(WRITTEN INSTRUCTION): Repeat the records below exactly, leaving out every picture.

(RECORDS SUPPLIED):

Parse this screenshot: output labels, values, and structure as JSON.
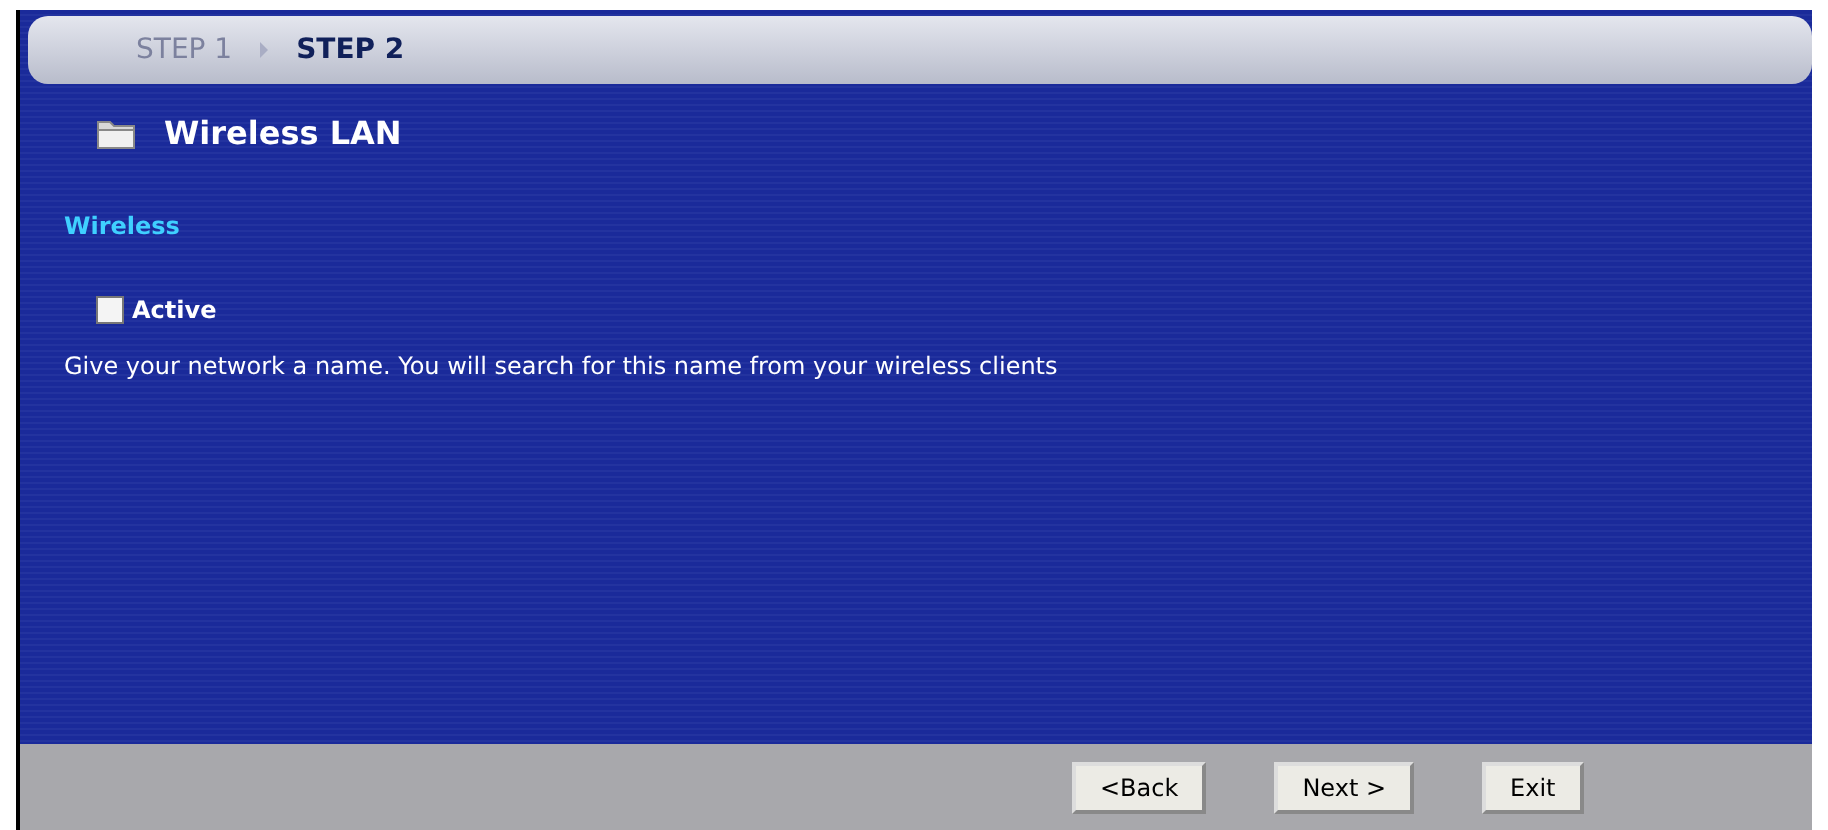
{
  "steps": [
    {
      "label": "STEP 1",
      "selected": false
    },
    {
      "label": "STEP 2",
      "selected": true
    }
  ],
  "title": "Wireless LAN",
  "section": "Wireless",
  "active": {
    "label": "Active",
    "checked": false
  },
  "description": "Give your network a name. You will search for this name from your wireless clients",
  "buttons": [
    {
      "label": "<Back"
    },
    {
      "label": "Next >"
    },
    {
      "label": "Exit"
    }
  ]
}
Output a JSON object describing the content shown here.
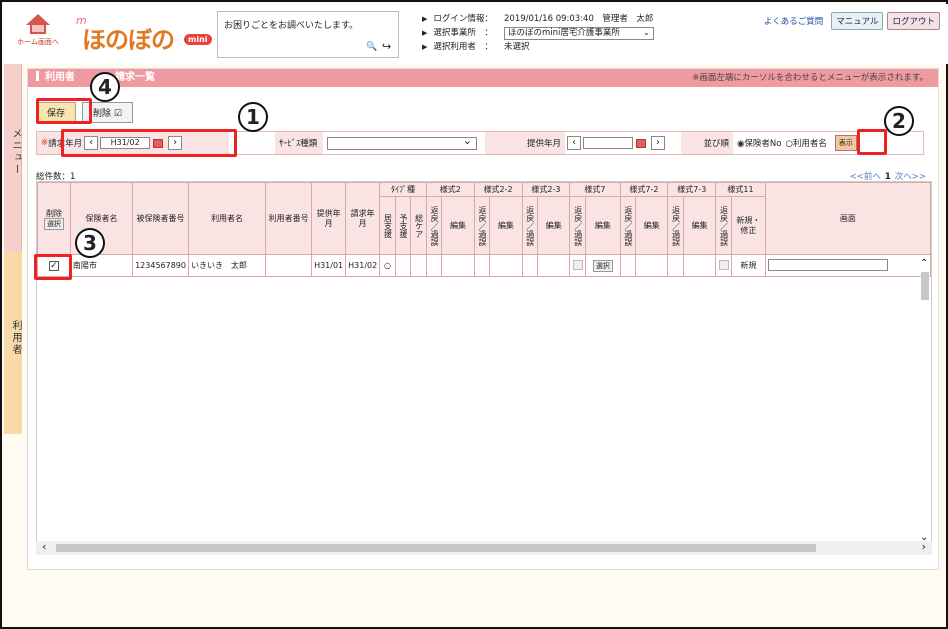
{
  "header": {
    "home_label": "ホーム画面へ",
    "logo_m": "m",
    "logo_main": "ほのぼの",
    "logo_mini": "mini",
    "search_text": "お困りごとをお調べいたします。",
    "login_label": "ログイン情報：",
    "login_value": "2019/01/16 09:03:40　管理者　太郎",
    "office_label": "選択事業所　：",
    "office_value": "ほのぼのmini居宅介護事業所",
    "user_label": "選択利用者　：",
    "user_value": "未選択",
    "faq": "よくあるご質問",
    "manual": "マニュアル",
    "logout": "ログアウト"
  },
  "side": {
    "menu": "メニュー",
    "user": "利用者"
  },
  "page": {
    "title": "利用者　　　　請求一覧",
    "note": "※画面左端にカーソルを合わせるとメニューが表示されます。",
    "save": "保存",
    "delete": "削除"
  },
  "filter": {
    "req_mark": "※",
    "billing_label": "請求年月",
    "billing_value": "H31/02",
    "service_label": "ｻｰﾋﾞｽ種類",
    "provide_label": "提供年月",
    "sort_label": "並び順",
    "sort_opt1": "保険者No",
    "sort_opt2": "利用者名",
    "show": "表示"
  },
  "list": {
    "count": "総件数：1",
    "prev": "<<前へ",
    "page": "1",
    "next": "次へ>>",
    "headers": {
      "del": "削除",
      "select": "選択",
      "insurer": "保険者名",
      "insured_no": "被保険者番号",
      "user_name": "利用者名",
      "user_no": "利用者番号",
      "provide": "提供年月",
      "billing": "請求年月",
      "type": "ﾀｲﾌﾟ種",
      "kyo": "居支援",
      "yo": "予支援",
      "sou": "総ケア",
      "f2": "様式2",
      "f22": "様式2-2",
      "f23": "様式2-3",
      "f7": "様式7",
      "f72": "様式7-2",
      "f73": "様式7-3",
      "f11": "様式11",
      "henrei": "返戻／過誤",
      "edit": "編集",
      "newfix": "新規・修正",
      "screen": "画面"
    },
    "row": {
      "insurer": "南陽市",
      "insured_no": "1234567890",
      "user_name": "いきいき　太郎",
      "user_no": "",
      "provide": "H31/01",
      "billing": "H31/02",
      "kyo": "○",
      "select": "選択",
      "newfix": "新規"
    }
  },
  "callouts": [
    "1",
    "2",
    "3",
    "4"
  ]
}
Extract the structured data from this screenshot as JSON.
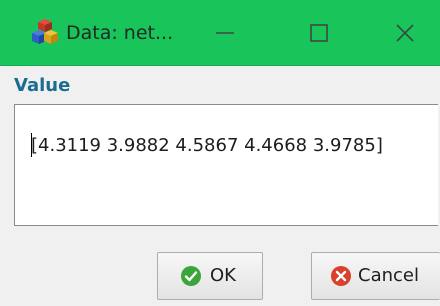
{
  "window": {
    "title": "Data: net...",
    "app_icon": "cubes-app-icon",
    "controls": [
      "minimize-icon",
      "maximize-icon",
      "close-icon"
    ],
    "titlebar_color": "#19c45b"
  },
  "field": {
    "label": "Value",
    "value": "[4.3119 3.9882 4.5867 4.4668 3.9785]"
  },
  "buttons": {
    "ok_label": "OK",
    "ok_icon": "check-circle-icon",
    "cancel_label": "Cancel",
    "cancel_icon": "cancel-circle-icon"
  },
  "colors": {
    "accent": "#1a6c91",
    "ok_green": "#3aa63a",
    "cancel_red": "#d9412b"
  }
}
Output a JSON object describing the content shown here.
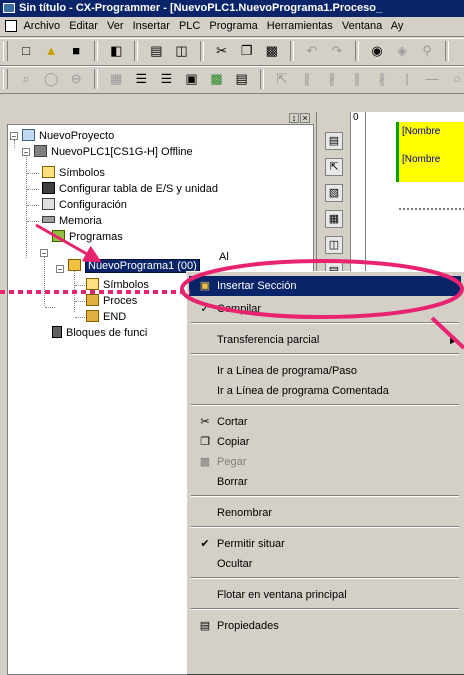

(TASK ANSWER):
Parse this screenshot: output labels, values, and structure as JSON.
{
  "steps": [
    {
      "label": "STEP 1",
      "selected": false
    },
    {
      "label": "STEP 2",
      "selected": true
    }
  ],
  "title": "Wireless LAN",
  "section": "Wireless",
  "active": {
    "label": "Active",
    "checked": false
  },
  "description": "Give your network a name. You will search for this name from your wireless clients",
  "buttons": [
    {
      "label": "<Back"
    },
    {
      "label": "Next >"
    },
    {
      "label": "Exit"
    }
  ]
}
Output a JSON object describing the content shown here.
{
  "header": {
    "home_label": "ホーム画面へ",
    "logo_m": "m",
    "logo_main": "ほのぼの",
    "logo_mini": "mini",
    "search_text": "お困りごとをお調べいたします。",
    "login_label": "ログイン情報：",
    "login_value": "2019/01/16 09:03:40　管理者　太郎",
    "office_label": "選択事業所　：",
    "office_value": "ほのぼのmini居宅介護事業所",
    "user_label": "選択利用者　：",
    "user_value": "未選択",
    "faq": "よくあるご質問",
    "manual": "マニュアル",
    "logout": "ログアウト"
  },
  "side": {
    "menu": "メニュー",
    "user": "利用者"
  },
  "page": {
    "title": "利用者　　　　請求一覧",
    "note": "※画面左端にカーソルを合わせるとメニューが表示されます。",
    "save": "保存",
    "delete": "削除"
  },
  "filter": {
    "req_mark": "※",
    "billing_label": "請求年月",
    "billing_value": "H31/02",
    "service_label": "ｻｰﾋﾞｽ種類",
    "provide_label": "提供年月",
    "sort_label": "並び順",
    "sort_opt1": "保険者No",
    "sort_opt2": "利用者名",
    "show": "表示"
  },
  "list": {
    "count": "総件数：1",
    "prev": "<<前へ",
    "page": "1",
    "next": "次へ>>",
    "headers": {
      "del": "削除",
      "select": "選択",
      "insurer": "保険者名",
      "insured_no": "被保険者番号",
      "user_name": "利用者名",
      "user_no": "利用者番号",
      "provide": "提供年月",
      "billing": "請求年月",
      "type": "ﾀｲﾌﾟ種",
      "kyo": "居支援",
      "yo": "予支援",
      "sou": "総ケア",
      "f2": "様式2",
      "f22": "様式2-2",
      "f23": "様式2-3",
      "f7": "様式7",
      "f72": "様式7-2",
      "f73": "様式7-3",
      "f11": "様式11",
      "henrei": "返戻／過誤",
      "edit": "編集",
      "newfix": "新規・修正",
      "screen": "画面"
    },
    "row": {
      "insurer": "南陽市",
      "insured_no": "1234567890",
      "user_name": "いきいき　太郎",
      "user_no": "",
      "provide": "H31/01",
      "billing": "H31/02",
      "kyo": "○",
      "select": "選択",
      "newfix": "新規"
    }
  },
  "callouts": [
    "1",
    "2",
    "3",
    "4"
  ]
}
Extract the structured data from this screenshot as JSON.
{
  "window": {
    "title": "Data: net...",
    "app_icon": "cubes-app-icon",
    "controls": [
      "minimize-icon",
      "maximize-icon",
      "close-icon"
    ],
    "titlebar_color": "#19c45b"
  },
  "field": {
    "label": "Value",
    "value": "[4.3119 3.9882 4.5867 4.4668 3.9785]"
  },
  "buttons": {
    "ok_label": "OK",
    "ok_icon": "check-circle-icon",
    "cancel_label": "Cancel",
    "cancel_icon": "cancel-circle-icon"
  },
  "colors": {
    "accent": "#1a6c91",
    "ok_green": "#3aa63a",
    "cancel_red": "#d9412b"
  }
}
Output a JSON object describing the content shown here.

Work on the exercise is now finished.